SELECTED EXTRACT:
A PATCH MAY NOT BE APPLIED:
Under certain circumstances listed below, a particular patch provided in
this cluster may not be installed if:
 
- The patch applies to a package that has not originally been installed
- The same or newer revision of the patch has already been installed
- The patch was obsoleted by another patch that has already been installed
- The package database is corrupt or missing

Use the 'showrev -p' command to compare the list of patches already 
installed on the system with the patch list and revision levels provided
in this cluster.  During installation, the install process will indicate
if a patch was not applied and more detailed installation messages will
be logged to the installation log file.  The README file with each patch
also provides documentation regarding install and backout messages.

OLDER VERSIONS OF PATCHES ALREADY INSTALLED:
Backout of older versions of patches provided in the cluster is not
required in order for the newer version to be installed.  However
not backing out an older rev before installing a newer rev will
cause showrev -p to continue to show the older rev along with the
newer rev.  And, if the older rev was previously installed with
the save option, the older rev will continue to occupy disk space
in /var/sadm/patch even though it has been obsoleted by the new rev.
The backoutpatch utility will only allow the most recently saved
objects to be restored, thus there are no serious risks associated
with leaving an older rev on the system.  It just may, however,
avoid confusion and be more economical to first backout an older
patch rev before installing a newer rev.


INSTALL INSTRUCTIONS:
---------------------

First, be sure the patch cluster has been uncompressed and extracted
if the cluster was received as a tar.Z file, then proceed as follows:


1)      Decide on which method you wish to install the cluster:

Recommended Method Using Save Feature:
 
By default, the cluster installation procedure uses the installpatch
save feature to save the original objects being patched.  Prior
to installing the patches the cluster installation script will
first determine if enough system disk space is available in
/var/sadm/patch to save the objects and will terminate if not.

RECORDS SHOWN:
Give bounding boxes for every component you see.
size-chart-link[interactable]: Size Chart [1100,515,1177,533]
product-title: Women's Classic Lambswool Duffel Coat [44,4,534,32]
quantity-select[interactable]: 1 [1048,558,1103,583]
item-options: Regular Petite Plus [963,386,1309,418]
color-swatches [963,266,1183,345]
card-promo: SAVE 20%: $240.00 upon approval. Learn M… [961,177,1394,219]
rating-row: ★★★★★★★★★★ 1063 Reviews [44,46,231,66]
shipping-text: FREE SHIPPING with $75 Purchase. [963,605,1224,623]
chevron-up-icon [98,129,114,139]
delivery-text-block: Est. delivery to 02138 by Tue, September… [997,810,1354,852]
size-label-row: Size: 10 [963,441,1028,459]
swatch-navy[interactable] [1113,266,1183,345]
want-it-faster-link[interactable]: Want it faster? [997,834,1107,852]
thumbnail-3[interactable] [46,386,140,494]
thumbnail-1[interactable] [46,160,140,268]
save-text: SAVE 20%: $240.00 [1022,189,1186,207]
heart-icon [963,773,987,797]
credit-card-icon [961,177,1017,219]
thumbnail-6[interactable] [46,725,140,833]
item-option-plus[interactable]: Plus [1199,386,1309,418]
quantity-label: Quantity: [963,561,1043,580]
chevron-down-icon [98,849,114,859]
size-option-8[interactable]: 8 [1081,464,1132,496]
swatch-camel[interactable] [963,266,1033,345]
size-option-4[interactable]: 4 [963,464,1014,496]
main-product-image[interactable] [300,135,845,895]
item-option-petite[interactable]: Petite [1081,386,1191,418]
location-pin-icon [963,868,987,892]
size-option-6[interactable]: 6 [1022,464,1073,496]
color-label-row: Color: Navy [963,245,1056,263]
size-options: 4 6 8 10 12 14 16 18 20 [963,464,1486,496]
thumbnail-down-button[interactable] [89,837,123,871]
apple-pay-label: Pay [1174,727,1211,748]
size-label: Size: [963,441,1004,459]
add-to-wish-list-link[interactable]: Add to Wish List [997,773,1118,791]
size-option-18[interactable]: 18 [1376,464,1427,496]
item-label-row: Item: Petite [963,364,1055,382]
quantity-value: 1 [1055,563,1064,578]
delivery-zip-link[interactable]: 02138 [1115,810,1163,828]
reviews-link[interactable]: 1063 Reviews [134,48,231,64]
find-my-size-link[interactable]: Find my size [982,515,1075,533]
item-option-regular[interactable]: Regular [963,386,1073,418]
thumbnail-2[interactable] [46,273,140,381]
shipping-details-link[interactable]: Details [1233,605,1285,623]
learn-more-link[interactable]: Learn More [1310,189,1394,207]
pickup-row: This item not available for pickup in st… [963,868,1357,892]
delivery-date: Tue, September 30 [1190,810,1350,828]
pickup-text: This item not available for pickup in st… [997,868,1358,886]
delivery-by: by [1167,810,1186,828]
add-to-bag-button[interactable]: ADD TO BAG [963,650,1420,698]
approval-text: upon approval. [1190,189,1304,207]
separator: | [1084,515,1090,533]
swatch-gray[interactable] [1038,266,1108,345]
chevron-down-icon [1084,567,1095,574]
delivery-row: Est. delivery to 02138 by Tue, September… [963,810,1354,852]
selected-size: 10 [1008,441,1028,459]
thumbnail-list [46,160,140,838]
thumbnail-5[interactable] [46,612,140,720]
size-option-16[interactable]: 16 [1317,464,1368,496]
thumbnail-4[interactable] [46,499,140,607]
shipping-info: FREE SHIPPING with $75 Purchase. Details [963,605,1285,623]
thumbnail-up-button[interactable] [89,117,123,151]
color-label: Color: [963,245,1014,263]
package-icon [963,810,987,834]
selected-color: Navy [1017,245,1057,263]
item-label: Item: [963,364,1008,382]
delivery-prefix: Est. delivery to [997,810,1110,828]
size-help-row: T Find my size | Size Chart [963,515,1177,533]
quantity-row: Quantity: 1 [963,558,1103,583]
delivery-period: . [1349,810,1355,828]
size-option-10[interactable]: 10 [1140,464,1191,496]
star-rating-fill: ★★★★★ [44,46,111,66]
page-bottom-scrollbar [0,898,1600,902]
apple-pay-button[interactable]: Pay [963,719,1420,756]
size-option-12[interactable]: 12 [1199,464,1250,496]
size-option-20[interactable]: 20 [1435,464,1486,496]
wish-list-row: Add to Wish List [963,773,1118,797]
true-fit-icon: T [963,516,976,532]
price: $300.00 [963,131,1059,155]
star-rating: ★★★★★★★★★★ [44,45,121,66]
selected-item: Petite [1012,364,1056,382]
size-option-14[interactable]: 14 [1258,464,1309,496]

TASK DESCRIPTION:
Copy out the full patch cluster instructions from above, word for word.

ANSWER TO THIS TASK:
A PATCH MAY NOT BE APPLIED:
Under certain circumstances listed below, a particular patch provided in
this cluster may not be installed if:
 
- The patch applies to a package that has not originally been installed
- The same or newer revision of the patch has already been installed
- The patch was obsoleted by another patch that has already been installed
- The package database is corrupt or missing

Use the 'showrev -p' command to compare the list of patches already 
installed on the system with the patch list and revision levels provided
in this cluster.  During installation, the install process will indicate
if a patch was not applied and more detailed installation messages will
be logged to the installation log file.  The README file with each patch
also provides documentation regarding install and backout messages.

OLDER VERSIONS OF PATCHES ALREADY INSTALLED:
Backout of older versions of patches provided in the cluster is not
required in order for the newer version to be installed.  However
not backing out an older rev before installing a newer rev will
cause showrev -p to continue to show the older rev along with the
newer rev.  And, if the older rev was previously installed with
the save option, the older rev will continue to occupy disk space
in /var/sadm/patch even though it has been obsoleted by the new rev.
The backoutpatch utility will only allow the most recently saved
objects to be restored, thus there are no serious risks associated
with leaving an older rev on the system.  It just may, however,
avoid confusion and be more economical to first backout an older
patch rev before installing a newer rev.


INSTALL INSTRUCTIONS:
---------------------

First, be sure the patch cluster has been uncompressed and extracted
if the cluster was received as a tar.Z file, then proceed as follows:


1)      Decide on which method you wish to install the cluster:

Recommended Method Using Save Feature:
 
By default, the cluster installation procedure uses the installpatch
save feature to save the original objects being patched.  Prior
to installing the patches the cluster installation script will
first determine if enough system disk space is available in
/var/sadm/patch to save the objects and will terminate if not.